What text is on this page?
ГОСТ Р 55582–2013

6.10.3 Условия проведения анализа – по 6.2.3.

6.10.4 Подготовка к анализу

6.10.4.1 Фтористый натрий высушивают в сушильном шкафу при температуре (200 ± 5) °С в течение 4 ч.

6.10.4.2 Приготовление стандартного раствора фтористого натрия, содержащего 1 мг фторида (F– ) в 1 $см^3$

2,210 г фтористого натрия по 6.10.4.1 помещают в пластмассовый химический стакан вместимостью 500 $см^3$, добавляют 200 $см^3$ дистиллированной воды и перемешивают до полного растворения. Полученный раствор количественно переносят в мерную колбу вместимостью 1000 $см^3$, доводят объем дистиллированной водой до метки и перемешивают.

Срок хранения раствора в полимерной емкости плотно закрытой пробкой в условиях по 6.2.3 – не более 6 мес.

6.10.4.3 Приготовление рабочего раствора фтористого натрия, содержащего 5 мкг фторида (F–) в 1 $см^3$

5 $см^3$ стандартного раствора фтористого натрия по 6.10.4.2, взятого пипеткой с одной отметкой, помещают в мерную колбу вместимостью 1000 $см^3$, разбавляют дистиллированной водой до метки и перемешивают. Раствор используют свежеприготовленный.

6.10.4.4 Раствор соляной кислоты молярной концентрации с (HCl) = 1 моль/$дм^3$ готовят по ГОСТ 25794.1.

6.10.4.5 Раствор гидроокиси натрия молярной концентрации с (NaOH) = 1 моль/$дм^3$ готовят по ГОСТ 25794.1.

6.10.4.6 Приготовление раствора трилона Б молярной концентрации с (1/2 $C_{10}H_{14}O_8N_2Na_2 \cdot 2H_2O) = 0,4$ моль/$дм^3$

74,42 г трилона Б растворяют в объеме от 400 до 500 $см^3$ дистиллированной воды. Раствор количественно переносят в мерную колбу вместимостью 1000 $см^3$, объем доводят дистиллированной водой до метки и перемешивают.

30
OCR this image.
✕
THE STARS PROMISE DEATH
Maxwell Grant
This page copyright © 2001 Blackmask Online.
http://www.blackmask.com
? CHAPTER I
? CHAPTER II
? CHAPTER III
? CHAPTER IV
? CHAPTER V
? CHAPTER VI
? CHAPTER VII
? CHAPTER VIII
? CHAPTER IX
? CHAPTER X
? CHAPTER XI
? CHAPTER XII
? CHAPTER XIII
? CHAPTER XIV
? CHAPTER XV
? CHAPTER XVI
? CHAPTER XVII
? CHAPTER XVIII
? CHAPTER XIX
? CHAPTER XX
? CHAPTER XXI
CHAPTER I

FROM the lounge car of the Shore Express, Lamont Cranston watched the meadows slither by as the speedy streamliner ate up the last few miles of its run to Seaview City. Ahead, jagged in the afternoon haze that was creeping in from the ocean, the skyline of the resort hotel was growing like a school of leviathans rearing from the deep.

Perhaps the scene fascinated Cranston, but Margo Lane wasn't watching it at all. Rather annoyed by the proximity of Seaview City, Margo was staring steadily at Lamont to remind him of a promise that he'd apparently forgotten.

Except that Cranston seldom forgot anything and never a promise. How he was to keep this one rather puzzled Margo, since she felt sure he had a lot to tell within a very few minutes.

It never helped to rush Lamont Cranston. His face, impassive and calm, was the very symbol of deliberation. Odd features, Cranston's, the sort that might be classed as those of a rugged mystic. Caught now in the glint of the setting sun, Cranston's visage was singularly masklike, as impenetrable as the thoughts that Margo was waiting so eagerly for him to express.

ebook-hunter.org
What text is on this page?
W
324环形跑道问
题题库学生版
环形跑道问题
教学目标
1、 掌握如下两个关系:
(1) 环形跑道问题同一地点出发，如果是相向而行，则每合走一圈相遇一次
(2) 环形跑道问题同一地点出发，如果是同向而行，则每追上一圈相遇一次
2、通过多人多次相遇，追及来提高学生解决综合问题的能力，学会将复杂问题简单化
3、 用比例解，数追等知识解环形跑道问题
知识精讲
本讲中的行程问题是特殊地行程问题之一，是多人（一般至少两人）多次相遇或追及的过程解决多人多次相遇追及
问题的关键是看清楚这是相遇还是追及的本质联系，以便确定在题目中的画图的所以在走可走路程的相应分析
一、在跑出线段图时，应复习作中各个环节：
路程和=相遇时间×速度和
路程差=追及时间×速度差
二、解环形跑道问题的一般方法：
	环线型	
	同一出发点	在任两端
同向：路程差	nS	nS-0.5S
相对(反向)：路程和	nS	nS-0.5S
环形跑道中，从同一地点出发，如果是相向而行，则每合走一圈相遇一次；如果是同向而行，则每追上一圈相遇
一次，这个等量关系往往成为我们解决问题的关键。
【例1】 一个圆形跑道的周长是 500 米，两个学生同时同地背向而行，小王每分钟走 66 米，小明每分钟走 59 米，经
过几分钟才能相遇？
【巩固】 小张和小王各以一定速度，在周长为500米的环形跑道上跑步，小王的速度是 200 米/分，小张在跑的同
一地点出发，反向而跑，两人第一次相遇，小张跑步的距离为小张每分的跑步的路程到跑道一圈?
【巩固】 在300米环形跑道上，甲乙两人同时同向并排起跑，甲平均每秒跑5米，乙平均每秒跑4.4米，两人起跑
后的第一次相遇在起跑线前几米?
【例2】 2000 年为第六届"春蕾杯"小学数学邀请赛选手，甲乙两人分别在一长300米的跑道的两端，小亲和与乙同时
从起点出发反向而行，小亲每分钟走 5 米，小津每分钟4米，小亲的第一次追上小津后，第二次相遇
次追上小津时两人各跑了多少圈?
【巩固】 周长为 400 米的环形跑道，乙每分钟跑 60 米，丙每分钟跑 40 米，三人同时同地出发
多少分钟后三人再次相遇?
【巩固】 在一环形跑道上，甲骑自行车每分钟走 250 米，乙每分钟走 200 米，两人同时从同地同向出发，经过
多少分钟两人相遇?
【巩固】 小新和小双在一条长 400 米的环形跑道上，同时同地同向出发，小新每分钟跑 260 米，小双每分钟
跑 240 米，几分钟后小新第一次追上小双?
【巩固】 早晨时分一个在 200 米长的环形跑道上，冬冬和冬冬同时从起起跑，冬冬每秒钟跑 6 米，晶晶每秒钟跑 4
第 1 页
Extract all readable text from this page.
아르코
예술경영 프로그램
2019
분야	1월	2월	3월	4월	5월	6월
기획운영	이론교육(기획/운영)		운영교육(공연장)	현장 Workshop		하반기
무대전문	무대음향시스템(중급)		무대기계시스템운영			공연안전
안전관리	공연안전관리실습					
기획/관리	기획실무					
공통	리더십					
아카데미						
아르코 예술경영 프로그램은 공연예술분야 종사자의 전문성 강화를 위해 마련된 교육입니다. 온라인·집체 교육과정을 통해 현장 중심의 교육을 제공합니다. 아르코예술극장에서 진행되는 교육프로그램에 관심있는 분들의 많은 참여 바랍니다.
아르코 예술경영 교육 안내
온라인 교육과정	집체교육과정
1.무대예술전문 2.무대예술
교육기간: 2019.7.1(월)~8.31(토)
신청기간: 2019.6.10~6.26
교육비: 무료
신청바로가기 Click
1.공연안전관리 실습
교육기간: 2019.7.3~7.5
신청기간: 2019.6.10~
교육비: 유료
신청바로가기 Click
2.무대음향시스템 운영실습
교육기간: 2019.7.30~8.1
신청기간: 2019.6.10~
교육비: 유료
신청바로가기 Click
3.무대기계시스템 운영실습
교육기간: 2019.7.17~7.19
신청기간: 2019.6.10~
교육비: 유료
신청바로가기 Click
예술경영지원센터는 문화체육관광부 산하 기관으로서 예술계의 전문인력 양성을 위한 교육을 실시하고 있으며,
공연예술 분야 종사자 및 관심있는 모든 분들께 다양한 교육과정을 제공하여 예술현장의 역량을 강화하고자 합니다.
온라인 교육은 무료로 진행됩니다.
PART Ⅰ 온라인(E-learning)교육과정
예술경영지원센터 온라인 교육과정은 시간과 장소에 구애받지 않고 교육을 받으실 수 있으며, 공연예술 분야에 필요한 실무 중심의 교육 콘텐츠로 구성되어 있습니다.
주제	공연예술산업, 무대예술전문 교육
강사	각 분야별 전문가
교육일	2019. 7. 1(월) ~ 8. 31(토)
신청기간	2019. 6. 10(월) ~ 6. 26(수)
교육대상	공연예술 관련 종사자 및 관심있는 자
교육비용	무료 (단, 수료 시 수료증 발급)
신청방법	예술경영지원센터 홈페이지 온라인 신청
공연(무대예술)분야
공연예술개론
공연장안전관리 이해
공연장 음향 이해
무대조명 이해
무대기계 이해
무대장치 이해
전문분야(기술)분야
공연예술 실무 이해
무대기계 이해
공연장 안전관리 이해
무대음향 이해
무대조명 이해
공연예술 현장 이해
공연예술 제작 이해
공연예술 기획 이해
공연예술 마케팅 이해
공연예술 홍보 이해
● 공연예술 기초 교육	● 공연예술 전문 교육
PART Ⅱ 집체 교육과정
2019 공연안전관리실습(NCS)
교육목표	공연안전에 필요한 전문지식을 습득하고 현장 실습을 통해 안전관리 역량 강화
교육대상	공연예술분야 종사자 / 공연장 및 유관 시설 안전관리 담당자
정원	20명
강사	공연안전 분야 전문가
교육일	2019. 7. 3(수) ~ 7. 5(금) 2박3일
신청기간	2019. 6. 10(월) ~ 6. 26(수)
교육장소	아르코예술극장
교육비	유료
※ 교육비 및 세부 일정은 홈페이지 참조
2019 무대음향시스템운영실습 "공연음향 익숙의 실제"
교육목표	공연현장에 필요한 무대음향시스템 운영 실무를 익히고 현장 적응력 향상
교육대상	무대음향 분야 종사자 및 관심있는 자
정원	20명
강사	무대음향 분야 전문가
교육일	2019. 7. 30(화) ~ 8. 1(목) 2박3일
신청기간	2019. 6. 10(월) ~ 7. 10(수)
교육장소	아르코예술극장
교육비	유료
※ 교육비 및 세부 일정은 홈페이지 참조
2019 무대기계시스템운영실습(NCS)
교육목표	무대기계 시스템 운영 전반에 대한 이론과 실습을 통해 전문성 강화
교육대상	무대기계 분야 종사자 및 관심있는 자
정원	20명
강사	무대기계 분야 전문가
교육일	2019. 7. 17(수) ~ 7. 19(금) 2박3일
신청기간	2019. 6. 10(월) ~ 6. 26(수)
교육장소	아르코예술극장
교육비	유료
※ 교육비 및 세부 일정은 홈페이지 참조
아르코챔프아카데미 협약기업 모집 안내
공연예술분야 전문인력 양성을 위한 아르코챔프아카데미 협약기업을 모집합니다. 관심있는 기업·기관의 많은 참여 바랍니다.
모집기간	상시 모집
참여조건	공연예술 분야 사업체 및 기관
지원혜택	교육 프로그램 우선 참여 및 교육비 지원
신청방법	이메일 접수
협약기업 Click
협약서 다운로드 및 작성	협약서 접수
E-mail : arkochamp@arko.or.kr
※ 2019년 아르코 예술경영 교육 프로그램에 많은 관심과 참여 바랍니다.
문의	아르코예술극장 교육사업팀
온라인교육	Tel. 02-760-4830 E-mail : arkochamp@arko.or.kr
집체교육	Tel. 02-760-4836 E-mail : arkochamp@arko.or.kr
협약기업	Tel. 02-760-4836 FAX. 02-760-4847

• • •

STATED PROBLEM
Look through the material above. Copy each line where the word "전문인력" appears.

THE COMPLETED TASK
예술경영지원센터는 문화체육관광부 산하 기관으로서 예술계의 전문인력 양성을 위한 교육을 실시하고 있으며,
공연예술분야 전문인력 양성을 위한 아르코챔프아카데미 협약기업을 모집합니다. 관심있는 기업·기관의 많은 참여 바랍니다.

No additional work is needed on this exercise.